## start
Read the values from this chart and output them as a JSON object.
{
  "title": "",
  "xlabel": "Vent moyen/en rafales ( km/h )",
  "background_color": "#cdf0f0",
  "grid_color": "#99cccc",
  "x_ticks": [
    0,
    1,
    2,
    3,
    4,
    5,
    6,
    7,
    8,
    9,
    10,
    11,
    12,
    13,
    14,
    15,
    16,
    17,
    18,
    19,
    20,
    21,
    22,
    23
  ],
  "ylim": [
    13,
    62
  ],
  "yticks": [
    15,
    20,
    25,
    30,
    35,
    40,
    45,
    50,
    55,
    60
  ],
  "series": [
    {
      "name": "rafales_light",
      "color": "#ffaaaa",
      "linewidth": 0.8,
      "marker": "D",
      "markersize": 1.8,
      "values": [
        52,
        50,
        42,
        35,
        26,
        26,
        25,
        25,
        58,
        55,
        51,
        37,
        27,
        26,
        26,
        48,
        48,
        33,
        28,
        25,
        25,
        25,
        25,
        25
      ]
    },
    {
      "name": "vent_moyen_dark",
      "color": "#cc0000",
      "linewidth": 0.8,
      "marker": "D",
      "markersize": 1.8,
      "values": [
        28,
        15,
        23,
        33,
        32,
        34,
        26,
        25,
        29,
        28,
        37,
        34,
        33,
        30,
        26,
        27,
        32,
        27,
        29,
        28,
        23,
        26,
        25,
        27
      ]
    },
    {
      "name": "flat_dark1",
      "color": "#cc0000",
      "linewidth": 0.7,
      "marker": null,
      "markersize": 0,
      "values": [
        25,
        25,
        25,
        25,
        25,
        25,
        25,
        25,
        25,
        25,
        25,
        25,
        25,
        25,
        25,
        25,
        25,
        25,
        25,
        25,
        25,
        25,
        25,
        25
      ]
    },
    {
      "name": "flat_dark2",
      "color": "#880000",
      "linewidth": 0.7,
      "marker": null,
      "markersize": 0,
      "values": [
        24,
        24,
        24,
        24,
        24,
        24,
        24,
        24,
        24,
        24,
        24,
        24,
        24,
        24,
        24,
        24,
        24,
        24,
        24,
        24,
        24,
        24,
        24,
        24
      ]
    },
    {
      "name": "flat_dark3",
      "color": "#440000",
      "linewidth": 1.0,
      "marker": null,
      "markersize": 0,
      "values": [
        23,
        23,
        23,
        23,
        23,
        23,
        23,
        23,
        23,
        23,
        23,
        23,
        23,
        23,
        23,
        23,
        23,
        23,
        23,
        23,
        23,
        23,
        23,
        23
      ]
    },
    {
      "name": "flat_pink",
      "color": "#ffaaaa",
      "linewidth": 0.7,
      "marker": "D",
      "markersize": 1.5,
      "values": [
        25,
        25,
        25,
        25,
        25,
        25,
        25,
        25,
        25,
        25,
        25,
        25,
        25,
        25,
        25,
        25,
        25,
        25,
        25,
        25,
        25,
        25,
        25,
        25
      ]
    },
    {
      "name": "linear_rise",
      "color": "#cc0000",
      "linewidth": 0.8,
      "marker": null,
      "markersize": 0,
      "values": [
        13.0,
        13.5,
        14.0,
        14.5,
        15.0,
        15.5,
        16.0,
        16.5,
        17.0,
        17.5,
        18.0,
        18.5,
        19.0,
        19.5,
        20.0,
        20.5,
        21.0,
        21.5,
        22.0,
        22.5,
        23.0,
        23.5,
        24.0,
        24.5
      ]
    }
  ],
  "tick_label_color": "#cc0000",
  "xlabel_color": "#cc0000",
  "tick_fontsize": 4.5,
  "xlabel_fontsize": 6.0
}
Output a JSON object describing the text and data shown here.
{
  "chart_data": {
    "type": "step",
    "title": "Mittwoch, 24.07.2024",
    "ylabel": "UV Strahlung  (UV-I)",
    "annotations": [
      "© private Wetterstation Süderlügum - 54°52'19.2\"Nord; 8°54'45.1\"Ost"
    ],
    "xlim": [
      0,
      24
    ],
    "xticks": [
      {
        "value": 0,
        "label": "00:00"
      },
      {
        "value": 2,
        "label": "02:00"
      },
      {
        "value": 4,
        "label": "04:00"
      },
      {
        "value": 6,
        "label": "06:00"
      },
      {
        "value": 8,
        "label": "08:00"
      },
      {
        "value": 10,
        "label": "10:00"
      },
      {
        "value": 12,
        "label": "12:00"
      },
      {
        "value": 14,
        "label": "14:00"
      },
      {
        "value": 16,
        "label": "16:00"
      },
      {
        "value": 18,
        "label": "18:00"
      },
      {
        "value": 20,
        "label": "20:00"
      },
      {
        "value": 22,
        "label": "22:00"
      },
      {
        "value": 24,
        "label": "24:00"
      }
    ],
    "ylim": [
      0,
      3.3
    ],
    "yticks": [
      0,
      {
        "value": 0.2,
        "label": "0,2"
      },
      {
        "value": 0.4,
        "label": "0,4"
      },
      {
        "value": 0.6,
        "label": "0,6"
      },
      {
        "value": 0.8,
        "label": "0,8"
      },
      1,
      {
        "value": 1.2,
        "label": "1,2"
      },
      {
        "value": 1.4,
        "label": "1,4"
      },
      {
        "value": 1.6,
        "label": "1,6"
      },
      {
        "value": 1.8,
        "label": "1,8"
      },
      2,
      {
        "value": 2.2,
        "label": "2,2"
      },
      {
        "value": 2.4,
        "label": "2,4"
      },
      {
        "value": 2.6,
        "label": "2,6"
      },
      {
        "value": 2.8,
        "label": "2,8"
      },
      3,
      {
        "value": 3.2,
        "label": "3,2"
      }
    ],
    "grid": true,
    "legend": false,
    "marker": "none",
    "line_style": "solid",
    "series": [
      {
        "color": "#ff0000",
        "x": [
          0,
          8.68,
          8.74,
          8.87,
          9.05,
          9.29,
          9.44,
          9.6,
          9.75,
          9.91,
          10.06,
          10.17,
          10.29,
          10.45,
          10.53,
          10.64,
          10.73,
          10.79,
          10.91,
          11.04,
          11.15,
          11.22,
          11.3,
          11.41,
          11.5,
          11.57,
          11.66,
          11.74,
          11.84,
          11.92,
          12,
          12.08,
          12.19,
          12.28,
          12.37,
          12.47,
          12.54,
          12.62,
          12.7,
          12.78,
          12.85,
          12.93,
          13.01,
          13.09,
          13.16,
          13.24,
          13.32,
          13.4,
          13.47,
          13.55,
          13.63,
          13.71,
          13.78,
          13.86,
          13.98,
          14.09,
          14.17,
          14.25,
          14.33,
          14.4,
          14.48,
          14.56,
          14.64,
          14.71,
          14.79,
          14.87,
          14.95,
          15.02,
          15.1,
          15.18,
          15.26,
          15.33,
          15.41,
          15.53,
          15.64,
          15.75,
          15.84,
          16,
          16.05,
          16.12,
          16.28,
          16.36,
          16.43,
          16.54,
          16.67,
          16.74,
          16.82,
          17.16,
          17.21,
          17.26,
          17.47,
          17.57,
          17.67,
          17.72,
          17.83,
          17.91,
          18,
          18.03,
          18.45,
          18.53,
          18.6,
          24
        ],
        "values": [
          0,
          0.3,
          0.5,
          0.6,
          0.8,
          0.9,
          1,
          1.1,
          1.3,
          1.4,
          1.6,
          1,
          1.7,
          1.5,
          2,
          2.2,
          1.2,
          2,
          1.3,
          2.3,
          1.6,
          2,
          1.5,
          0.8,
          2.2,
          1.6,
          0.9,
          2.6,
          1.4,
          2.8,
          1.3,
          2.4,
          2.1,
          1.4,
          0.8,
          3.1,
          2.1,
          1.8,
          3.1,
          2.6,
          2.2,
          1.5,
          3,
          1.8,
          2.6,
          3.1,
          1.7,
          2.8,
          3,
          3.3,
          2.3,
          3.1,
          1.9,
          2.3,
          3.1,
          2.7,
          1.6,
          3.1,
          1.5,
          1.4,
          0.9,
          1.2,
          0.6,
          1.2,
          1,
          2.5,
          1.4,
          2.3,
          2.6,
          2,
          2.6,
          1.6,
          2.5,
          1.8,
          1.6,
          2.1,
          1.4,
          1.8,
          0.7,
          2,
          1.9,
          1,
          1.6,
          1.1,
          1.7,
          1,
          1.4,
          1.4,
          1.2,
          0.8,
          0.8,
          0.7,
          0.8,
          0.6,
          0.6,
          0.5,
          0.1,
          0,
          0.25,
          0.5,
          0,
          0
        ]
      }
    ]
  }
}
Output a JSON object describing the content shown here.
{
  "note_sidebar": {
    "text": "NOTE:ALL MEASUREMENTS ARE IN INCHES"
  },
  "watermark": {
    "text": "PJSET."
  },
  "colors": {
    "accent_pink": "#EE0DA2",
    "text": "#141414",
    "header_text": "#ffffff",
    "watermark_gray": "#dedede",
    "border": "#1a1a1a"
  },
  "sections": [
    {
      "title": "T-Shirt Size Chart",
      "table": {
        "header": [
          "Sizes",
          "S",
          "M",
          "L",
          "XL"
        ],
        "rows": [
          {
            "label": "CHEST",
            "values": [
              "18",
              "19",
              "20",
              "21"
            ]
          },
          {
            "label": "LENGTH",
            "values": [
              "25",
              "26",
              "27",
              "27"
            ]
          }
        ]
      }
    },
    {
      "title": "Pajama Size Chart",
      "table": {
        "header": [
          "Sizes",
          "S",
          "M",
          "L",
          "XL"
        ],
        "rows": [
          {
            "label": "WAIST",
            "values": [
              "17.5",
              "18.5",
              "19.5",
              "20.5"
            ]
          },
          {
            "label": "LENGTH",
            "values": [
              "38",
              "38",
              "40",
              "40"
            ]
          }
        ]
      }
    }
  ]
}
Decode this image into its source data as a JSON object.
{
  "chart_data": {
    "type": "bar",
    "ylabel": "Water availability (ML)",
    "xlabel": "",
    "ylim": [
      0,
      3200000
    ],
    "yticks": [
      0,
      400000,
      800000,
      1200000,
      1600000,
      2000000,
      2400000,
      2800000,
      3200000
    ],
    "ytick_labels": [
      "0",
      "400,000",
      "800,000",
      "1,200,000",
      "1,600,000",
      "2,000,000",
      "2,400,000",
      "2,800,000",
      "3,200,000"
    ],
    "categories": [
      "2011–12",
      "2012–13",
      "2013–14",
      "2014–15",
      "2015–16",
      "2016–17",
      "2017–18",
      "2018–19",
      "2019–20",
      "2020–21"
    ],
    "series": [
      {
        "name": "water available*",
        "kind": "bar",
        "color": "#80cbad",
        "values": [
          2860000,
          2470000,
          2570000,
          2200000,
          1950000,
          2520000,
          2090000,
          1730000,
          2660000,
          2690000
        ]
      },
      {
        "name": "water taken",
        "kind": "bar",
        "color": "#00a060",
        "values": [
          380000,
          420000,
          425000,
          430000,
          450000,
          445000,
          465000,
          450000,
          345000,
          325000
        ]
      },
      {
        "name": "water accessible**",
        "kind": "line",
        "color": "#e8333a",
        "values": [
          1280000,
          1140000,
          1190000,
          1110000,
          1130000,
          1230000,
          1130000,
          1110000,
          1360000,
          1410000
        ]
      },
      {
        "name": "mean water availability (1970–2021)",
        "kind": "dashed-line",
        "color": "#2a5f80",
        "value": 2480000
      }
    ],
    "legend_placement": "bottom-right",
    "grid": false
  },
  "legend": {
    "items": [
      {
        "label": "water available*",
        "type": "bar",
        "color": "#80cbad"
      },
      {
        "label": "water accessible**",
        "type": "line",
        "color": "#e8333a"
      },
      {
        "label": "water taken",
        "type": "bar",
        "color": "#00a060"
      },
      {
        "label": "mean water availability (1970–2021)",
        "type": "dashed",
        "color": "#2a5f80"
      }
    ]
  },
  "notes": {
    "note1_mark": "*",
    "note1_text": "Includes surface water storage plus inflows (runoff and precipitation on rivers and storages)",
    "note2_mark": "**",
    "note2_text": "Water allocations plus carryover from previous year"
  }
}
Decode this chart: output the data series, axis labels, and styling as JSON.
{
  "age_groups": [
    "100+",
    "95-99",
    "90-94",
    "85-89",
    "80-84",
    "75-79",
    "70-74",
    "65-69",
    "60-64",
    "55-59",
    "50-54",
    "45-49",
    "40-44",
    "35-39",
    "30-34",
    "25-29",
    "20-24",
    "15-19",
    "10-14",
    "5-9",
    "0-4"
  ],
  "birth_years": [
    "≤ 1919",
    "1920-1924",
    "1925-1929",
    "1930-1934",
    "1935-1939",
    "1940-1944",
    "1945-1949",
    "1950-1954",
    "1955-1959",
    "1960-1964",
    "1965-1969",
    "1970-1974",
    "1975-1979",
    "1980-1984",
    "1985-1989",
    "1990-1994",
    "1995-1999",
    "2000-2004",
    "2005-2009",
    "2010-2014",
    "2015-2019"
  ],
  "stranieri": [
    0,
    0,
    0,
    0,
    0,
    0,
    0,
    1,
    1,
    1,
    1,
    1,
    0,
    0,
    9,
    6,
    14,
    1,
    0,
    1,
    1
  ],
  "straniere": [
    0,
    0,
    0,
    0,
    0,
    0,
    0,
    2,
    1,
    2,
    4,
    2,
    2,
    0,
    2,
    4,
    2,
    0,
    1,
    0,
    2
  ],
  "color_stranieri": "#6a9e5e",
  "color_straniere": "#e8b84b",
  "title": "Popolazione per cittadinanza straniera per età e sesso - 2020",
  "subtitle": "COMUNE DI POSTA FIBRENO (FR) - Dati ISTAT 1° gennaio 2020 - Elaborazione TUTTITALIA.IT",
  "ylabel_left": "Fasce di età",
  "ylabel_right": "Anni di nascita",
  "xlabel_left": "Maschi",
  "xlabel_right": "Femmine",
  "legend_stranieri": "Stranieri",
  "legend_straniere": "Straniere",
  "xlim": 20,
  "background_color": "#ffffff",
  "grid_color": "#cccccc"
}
## end
Goal:
Find each line in the records holding the string "from" and show it.

Correct result:
Read the values from this chart and output them as a JSON object.
    "note2_text": "Water allocations plus carryover from previous year"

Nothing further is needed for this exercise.